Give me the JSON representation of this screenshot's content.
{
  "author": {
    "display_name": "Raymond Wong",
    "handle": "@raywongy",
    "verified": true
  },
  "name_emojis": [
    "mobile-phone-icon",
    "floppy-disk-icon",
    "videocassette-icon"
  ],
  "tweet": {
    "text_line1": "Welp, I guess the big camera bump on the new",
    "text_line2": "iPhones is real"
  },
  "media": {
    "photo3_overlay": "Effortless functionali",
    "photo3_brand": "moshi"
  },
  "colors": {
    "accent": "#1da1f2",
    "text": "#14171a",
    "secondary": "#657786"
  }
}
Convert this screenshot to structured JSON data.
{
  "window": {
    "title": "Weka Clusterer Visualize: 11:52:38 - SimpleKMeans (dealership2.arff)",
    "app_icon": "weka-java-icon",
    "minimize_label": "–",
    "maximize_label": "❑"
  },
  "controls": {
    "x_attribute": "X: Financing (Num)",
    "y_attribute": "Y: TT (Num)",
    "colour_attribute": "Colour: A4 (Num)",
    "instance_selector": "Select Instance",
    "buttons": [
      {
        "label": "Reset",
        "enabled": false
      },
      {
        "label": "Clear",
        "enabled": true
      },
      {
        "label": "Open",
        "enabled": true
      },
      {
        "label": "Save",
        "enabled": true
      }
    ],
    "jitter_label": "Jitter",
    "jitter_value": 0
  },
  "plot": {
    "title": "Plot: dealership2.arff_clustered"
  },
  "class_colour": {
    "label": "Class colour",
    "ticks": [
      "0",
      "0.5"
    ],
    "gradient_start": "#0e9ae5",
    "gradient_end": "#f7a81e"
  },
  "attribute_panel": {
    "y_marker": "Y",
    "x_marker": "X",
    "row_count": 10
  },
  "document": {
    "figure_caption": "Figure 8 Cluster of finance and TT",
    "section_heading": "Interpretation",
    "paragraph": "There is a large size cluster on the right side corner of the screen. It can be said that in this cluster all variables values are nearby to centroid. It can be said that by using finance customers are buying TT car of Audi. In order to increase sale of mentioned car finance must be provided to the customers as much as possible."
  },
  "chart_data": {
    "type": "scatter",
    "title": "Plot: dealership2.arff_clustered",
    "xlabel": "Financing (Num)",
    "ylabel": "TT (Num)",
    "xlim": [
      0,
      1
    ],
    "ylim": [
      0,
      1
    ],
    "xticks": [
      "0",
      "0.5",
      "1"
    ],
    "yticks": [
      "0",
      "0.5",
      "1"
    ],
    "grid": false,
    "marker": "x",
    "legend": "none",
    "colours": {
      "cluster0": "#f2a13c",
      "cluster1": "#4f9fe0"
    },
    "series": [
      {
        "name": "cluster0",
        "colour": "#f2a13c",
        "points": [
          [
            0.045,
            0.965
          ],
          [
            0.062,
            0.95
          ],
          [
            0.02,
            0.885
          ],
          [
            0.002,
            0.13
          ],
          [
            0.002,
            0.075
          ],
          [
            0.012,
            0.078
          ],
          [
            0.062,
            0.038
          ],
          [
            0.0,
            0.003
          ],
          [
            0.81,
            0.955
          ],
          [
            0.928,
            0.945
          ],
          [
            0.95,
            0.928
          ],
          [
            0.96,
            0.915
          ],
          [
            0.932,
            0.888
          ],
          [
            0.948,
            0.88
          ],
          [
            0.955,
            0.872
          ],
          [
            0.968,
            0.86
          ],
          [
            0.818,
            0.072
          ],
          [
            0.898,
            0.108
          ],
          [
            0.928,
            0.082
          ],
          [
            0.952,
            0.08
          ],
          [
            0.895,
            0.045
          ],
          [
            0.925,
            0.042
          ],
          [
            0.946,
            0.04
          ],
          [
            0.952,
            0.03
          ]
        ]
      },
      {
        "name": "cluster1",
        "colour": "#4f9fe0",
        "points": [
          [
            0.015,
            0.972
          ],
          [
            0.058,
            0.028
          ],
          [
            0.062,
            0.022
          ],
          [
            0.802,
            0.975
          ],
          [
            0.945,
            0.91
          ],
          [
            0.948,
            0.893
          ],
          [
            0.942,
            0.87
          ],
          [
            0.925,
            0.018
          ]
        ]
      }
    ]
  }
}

+ + +

## [WHAT IS EXPECTED]
Reproduce the listing above word for word.

## [EXPECTED OUTPUT]
Give me the JSON representation of this screenshot's content.
{
  "author": {
    "display_name": "Raymond Wong",
    "handle": "@raywongy",
    "verified": true
  },
  "name_emojis": [
    "mobile-phone-icon",
    "floppy-disk-icon",
    "videocassette-icon"
  ],
  "tweet": {
    "text_line1": "Welp, I guess the big camera bump on the new",
    "text_line2": "iPhones is real"
  },
  "media": {
    "photo3_overlay": "Effortless functionali",
    "photo3_brand": "moshi"
  },
  "colors": {
    "accent": "#1da1f2",
    "text": "#14171a",
    "secondary": "#657786"
  }
}
Convert this screenshot to structured JSON data.
{
  "window": {
    "title": "Weka Clusterer Visualize: 11:52:38 - SimpleKMeans (dealership2.arff)",
    "app_icon": "weka-java-icon",
    "minimize_label": "–",
    "maximize_label": "❑"
  },
  "controls": {
    "x_attribute": "X: Financing (Num)",
    "y_attribute": "Y: TT (Num)",
    "colour_attribute": "Colour: A4 (Num)",
    "instance_selector": "Select Instance",
    "buttons": [
      {
        "label": "Reset",
        "enabled": false
      },
      {
        "label": "Clear",
        "enabled": true
      },
      {
        "label": "Open",
        "enabled": true
      },
      {
        "label": "Save",
        "enabled": true
      }
    ],
    "jitter_label": "Jitter",
    "jitter_value": 0
  },
  "plot": {
    "title": "Plot: dealership2.arff_clustered"
  },
  "class_colour": {
    "label": "Class colour",
    "ticks": [
      "0",
      "0.5"
    ],
    "gradient_start": "#0e9ae5",
    "gradient_end": "#f7a81e"
  },
  "attribute_panel": {
    "y_marker": "Y",
    "x_marker": "X",
    "row_count": 10
  },
  "document": {
    "figure_caption": "Figure 8 Cluster of finance and TT",
    "section_heading": "Interpretation",
    "paragraph": "There is a large size cluster on the right side corner of the screen. It can be said that in this cluster all variables values are nearby to centroid. It can be said that by using finance customers are buying TT car of Audi. In order to increase sale of mentioned car finance must be provided to the customers as much as possible."
  },
  "chart_data": {
    "type": "scatter",
    "title": "Plot: dealership2.arff_clustered",
    "xlabel": "Financing (Num)",
    "ylabel": "TT (Num)",
    "xlim": [
      0,
      1
    ],
    "ylim": [
      0,
      1
    ],
    "xticks": [
      "0",
      "0.5",
      "1"
    ],
    "yticks": [
      "0",
      "0.5",
      "1"
    ],
    "grid": false,
    "marker": "x",
    "legend": "none",
    "colours": {
      "cluster0": "#f2a13c",
      "cluster1": "#4f9fe0"
    },
    "series": [
      {
        "name": "cluster0",
        "colour": "#f2a13c",
        "points": [
          [
            0.045,
            0.965
          ],
          [
            0.062,
            0.95
          ],
          [
            0.02,
            0.885
          ],
          [
            0.002,
            0.13
          ],
          [
            0.002,
            0.075
          ],
          [
            0.012,
            0.078
          ],
          [
            0.062,
            0.038
          ],
          [
            0.0,
            0.003
          ],
          [
            0.81,
            0.955
          ],
          [
            0.928,
            0.945
          ],
          [
            0.95,
            0.928
          ],
          [
            0.96,
            0.915
          ],
          [
            0.932,
            0.888
          ],
          [
            0.948,
            0.88
          ],
          [
            0.955,
            0.872
          ],
          [
            0.968,
            0.86
          ],
          [
            0.818,
            0.072
          ],
          [
            0.898,
            0.108
          ],
          [
            0.928,
            0.082
          ],
          [
            0.952,
            0.08
          ],
          [
            0.895,
            0.045
          ],
          [
            0.925,
            0.042
          ],
          [
            0.946,
            0.04
          ],
          [
            0.952,
            0.03
          ]
        ]
      },
      {
        "name": "cluster1",
        "colour": "#4f9fe0",
        "points": [
          [
            0.015,
            0.972
          ],
          [
            0.058,
            0.028
          ],
          [
            0.062,
            0.022
          ],
          [
            0.802,
            0.975
          ],
          [
            0.945,
            0.91
          ],
          [
            0.948,
            0.893
          ],
          [
            0.942,
            0.87
          ],
          [
            0.925,
            0.018
          ]
        ]
      }
    ]
  }
}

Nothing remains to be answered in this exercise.